-- Start of Material for this task --
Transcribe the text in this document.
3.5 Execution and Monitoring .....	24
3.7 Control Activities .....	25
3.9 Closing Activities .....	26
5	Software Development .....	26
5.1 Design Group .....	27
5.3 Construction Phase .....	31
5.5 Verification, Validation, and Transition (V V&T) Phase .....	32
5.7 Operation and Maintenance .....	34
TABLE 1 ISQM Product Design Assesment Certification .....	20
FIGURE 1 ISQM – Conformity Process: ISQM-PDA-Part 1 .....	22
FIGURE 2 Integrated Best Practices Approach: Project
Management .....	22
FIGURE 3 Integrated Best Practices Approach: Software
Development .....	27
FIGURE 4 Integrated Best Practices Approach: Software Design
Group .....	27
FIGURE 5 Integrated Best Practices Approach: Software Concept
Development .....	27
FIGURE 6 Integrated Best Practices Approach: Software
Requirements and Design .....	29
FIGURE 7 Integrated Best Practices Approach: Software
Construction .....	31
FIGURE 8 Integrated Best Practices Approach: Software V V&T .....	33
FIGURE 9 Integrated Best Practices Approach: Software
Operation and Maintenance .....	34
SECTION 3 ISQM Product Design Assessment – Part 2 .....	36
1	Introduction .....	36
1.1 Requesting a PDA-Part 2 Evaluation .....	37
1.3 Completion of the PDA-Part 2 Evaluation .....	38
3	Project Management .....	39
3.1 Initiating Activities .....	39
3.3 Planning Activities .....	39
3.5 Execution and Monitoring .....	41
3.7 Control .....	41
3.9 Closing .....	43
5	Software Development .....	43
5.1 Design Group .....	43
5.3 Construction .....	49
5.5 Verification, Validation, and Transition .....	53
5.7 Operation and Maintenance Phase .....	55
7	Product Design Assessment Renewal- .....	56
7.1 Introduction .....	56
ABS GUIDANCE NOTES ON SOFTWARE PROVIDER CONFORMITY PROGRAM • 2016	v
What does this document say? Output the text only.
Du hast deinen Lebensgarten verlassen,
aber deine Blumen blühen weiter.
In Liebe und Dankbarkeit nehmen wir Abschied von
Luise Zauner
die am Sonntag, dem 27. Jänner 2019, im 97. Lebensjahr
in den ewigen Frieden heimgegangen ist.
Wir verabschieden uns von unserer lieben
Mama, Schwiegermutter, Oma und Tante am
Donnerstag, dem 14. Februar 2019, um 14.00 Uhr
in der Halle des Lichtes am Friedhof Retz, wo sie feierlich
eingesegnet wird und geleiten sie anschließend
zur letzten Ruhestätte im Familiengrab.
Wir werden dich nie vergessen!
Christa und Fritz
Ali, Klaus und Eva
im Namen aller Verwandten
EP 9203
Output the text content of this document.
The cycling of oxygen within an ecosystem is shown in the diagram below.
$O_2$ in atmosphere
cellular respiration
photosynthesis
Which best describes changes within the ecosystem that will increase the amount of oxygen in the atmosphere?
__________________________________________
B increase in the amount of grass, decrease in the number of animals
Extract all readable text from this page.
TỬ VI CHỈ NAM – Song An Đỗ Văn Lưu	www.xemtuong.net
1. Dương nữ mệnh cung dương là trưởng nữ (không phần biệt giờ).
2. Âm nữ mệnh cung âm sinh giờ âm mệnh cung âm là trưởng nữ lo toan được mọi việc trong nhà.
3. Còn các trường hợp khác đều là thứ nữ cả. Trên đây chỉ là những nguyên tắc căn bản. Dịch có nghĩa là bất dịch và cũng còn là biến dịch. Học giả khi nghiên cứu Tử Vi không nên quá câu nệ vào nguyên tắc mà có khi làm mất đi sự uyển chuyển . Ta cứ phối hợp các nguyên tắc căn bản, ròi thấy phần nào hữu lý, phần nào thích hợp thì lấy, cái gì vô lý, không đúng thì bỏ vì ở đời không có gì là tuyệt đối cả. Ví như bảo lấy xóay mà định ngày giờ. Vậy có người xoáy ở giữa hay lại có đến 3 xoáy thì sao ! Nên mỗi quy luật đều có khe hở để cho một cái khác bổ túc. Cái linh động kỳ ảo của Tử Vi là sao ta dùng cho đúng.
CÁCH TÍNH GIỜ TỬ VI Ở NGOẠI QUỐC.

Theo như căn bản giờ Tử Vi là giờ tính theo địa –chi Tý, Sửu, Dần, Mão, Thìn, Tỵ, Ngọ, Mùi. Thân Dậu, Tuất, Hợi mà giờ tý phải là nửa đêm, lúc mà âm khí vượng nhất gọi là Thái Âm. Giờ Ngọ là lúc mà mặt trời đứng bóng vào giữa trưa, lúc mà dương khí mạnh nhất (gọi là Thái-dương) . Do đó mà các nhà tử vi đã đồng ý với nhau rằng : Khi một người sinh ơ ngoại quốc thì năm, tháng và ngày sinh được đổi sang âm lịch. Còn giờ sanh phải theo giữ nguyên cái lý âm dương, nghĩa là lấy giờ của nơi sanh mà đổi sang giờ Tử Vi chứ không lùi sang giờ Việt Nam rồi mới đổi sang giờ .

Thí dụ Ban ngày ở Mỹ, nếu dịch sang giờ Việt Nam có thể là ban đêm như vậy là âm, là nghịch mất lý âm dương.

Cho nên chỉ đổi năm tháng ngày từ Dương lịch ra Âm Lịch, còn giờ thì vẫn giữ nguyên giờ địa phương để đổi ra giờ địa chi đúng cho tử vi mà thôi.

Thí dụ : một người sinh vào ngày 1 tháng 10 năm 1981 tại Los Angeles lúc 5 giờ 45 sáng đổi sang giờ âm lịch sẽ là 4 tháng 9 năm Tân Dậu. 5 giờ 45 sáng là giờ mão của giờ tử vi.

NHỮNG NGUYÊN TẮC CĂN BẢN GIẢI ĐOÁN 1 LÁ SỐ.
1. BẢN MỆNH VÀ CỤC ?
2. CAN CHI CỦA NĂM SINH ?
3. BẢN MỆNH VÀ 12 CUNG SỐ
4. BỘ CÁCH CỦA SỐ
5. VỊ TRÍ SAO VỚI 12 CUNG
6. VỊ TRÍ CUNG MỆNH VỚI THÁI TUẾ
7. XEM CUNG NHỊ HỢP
-- End of Material for this task --
* [Task details]: Quote each line of the data above exactly as written.

* [Written answer]:
Transcribe the text in this document.
3.5 Execution and Monitoring .....	24
3.7 Control Activities .....	25
3.9 Closing Activities .....	26
5	Software Development .....	26
5.1 Design Group .....	27
5.3 Construction Phase .....	31
5.5 Verification, Validation, and Transition (V V&T) Phase .....	32
5.7 Operation and Maintenance .....	34
TABLE 1 ISQM Product Design Assesment Certification .....	20
FIGURE 1 ISQM – Conformity Process: ISQM-PDA-Part 1 .....	22
FIGURE 2 Integrated Best Practices Approach: Project
Management .....	22
FIGURE 3 Integrated Best Practices Approach: Software
Development .....	27
FIGURE 4 Integrated Best Practices Approach: Software Design
Group .....	27
FIGURE 5 Integrated Best Practices Approach: Software Concept
Development .....	27
FIGURE 6 Integrated Best Practices Approach: Software
Requirements and Design .....	29
FIGURE 7 Integrated Best Practices Approach: Software
Construction .....	31
FIGURE 8 Integrated Best Practices Approach: Software V V&T .....	33
FIGURE 9 Integrated Best Practices Approach: Software
Operation and Maintenance .....	34
SECTION 3 ISQM Product Design Assessment – Part 2 .....	36
1	Introduction .....	36
1.1 Requesting a PDA-Part 2 Evaluation .....	37
1.3 Completion of the PDA-Part 2 Evaluation .....	38
3	Project Management .....	39
3.1 Initiating Activities .....	39
3.3 Planning Activities .....	39
3.5 Execution and Monitoring .....	41
3.7 Control .....	41
3.9 Closing .....	43
5	Software Development .....	43
5.1 Design Group .....	43
5.3 Construction .....	49
5.5 Verification, Validation, and Transition .....	53
5.7 Operation and Maintenance Phase .....	55
7	Product Design Assessment Renewal- .....	56
7.1 Introduction .....	56
ABS GUIDANCE NOTES ON SOFTWARE PROVIDER CONFORMITY PROGRAM • 2016	v
What does this document say? Output the text only.
Du hast deinen Lebensgarten verlassen,
aber deine Blumen blühen weiter.
In Liebe und Dankbarkeit nehmen wir Abschied von
Luise Zauner
die am Sonntag, dem 27. Jänner 2019, im 97. Lebensjahr
in den ewigen Frieden heimgegangen ist.
Wir verabschieden uns von unserer lieben
Mama, Schwiegermutter, Oma und Tante am
Donnerstag, dem 14. Februar 2019, um 14.00 Uhr
in der Halle des Lichtes am Friedhof Retz, wo sie feierlich
eingesegnet wird und geleiten sie anschließend
zur letzten Ruhestätte im Familiengrab.
Wir werden dich nie vergessen!
Christa und Fritz
Ali, Klaus und Eva
im Namen aller Verwandten
EP 9203
Output the text content of this document.
The cycling of oxygen within an ecosystem is shown in the diagram below.
$O_2$ in atmosphere
cellular respiration
photosynthesis
Which best describes changes within the ecosystem that will increase the amount of oxygen in the atmosphere?
__________________________________________
B increase in the amount of grass, decrease in the number of animals
Extract all readable text from this page.
TỬ VI CHỈ NAM – Song An Đỗ Văn Lưu	www.xemtuong.net
1. Dương nữ mệnh cung dương là trưởng nữ (không phần biệt giờ).
2. Âm nữ mệnh cung âm sinh giờ âm mệnh cung âm là trưởng nữ lo toan được mọi việc trong nhà.
3. Còn các trường hợp khác đều là thứ nữ cả. Trên đây chỉ là những nguyên tắc căn bản. Dịch có nghĩa là bất dịch và cũng còn là biến dịch. Học giả khi nghiên cứu Tử Vi không nên quá câu nệ vào nguyên tắc mà có khi làm mất đi sự uyển chuyển . Ta cứ phối hợp các nguyên tắc căn bản, ròi thấy phần nào hữu lý, phần nào thích hợp thì lấy, cái gì vô lý, không đúng thì bỏ vì ở đời không có gì là tuyệt đối cả. Ví như bảo lấy xóay mà định ngày giờ. Vậy có người xoáy ở giữa hay lại có đến 3 xoáy thì sao ! Nên mỗi quy luật đều có khe hở để cho một cái khác bổ túc. Cái linh động kỳ ảo của Tử Vi là sao ta dùng cho đúng.
CÁCH TÍNH GIỜ TỬ VI Ở NGOẠI QUỐC.

Theo như căn bản giờ Tử Vi là giờ tính theo địa –chi Tý, Sửu, Dần, Mão, Thìn, Tỵ, Ngọ, Mùi. Thân Dậu, Tuất, Hợi mà giờ tý phải là nửa đêm, lúc mà âm khí vượng nhất gọi là Thái Âm. Giờ Ngọ là lúc mà mặt trời đứng bóng vào giữa trưa, lúc mà dương khí mạnh nhất (gọi là Thái-dương) . Do đó mà các nhà tử vi đã đồng ý với nhau rằng : Khi một người sinh ơ ngoại quốc thì năm, tháng và ngày sinh được đổi sang âm lịch. Còn giờ sanh phải theo giữ nguyên cái lý âm dương, nghĩa là lấy giờ của nơi sanh mà đổi sang giờ Tử Vi chứ không lùi sang giờ Việt Nam rồi mới đổi sang giờ .

Thí dụ Ban ngày ở Mỹ, nếu dịch sang giờ Việt Nam có thể là ban đêm như vậy là âm, là nghịch mất lý âm dương.

Cho nên chỉ đổi năm tháng ngày từ Dương lịch ra Âm Lịch, còn giờ thì vẫn giữ nguyên giờ địa phương để đổi ra giờ địa chi đúng cho tử vi mà thôi.

Thí dụ : một người sinh vào ngày 1 tháng 10 năm 1981 tại Los Angeles lúc 5 giờ 45 sáng đổi sang giờ âm lịch sẽ là 4 tháng 9 năm Tân Dậu. 5 giờ 45 sáng là giờ mão của giờ tử vi.

NHỮNG NGUYÊN TẮC CĂN BẢN GIẢI ĐOÁN 1 LÁ SỐ.
1. BẢN MỆNH VÀ CỤC ?
2. CAN CHI CỦA NĂM SINH ?
3. BẢN MỆNH VÀ 12 CUNG SỐ
4. BỘ CÁCH CỦA SỐ
5. VỊ TRÍ SAO VỚI 12 CUNG
6. VỊ TRÍ CUNG MỆNH VỚI THÁI TUẾ
7. XEM CUNG NHỊ HỢP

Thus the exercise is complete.